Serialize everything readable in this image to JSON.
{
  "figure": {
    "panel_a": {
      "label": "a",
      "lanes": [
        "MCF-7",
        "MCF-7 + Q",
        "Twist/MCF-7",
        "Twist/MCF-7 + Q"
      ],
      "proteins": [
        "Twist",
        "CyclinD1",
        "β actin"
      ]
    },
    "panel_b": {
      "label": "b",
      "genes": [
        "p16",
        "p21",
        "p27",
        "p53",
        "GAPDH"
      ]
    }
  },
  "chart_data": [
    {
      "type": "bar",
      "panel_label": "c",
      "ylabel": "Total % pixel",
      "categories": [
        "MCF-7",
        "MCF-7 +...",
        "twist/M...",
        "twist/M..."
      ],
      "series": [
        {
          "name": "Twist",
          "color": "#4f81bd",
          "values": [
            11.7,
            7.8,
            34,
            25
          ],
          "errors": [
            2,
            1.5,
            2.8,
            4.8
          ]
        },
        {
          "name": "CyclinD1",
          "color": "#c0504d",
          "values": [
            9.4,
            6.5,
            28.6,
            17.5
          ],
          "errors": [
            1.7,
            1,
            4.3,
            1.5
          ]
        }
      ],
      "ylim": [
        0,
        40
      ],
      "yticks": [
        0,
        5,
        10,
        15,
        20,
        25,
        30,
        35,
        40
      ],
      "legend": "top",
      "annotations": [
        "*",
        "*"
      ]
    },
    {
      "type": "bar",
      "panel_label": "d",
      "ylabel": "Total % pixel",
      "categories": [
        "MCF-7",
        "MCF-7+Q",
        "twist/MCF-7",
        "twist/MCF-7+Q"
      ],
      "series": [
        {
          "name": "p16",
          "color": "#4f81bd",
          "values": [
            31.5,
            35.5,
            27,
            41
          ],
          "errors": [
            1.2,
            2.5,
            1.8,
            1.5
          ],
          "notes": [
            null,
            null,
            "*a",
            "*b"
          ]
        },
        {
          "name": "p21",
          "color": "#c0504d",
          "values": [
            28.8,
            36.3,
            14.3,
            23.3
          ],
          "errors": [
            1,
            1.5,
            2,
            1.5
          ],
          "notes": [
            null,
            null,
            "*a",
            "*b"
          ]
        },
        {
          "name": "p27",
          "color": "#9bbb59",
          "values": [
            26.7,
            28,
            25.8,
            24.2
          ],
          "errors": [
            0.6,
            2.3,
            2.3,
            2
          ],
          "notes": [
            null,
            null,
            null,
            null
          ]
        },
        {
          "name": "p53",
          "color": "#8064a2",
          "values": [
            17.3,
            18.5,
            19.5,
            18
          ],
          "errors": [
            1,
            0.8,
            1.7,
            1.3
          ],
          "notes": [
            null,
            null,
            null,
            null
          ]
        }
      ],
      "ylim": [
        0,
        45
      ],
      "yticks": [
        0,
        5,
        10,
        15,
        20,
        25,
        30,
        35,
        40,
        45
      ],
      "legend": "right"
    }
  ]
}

+--

▸ Directions
Each line carrying the string "name" should be copied out from the entries.

▸ Output for this task
          "name": "Twist",
          "name": "CyclinD1",
          "name": "p16",
          "name": "p21",
          "name": "p27",
          "name": "p53",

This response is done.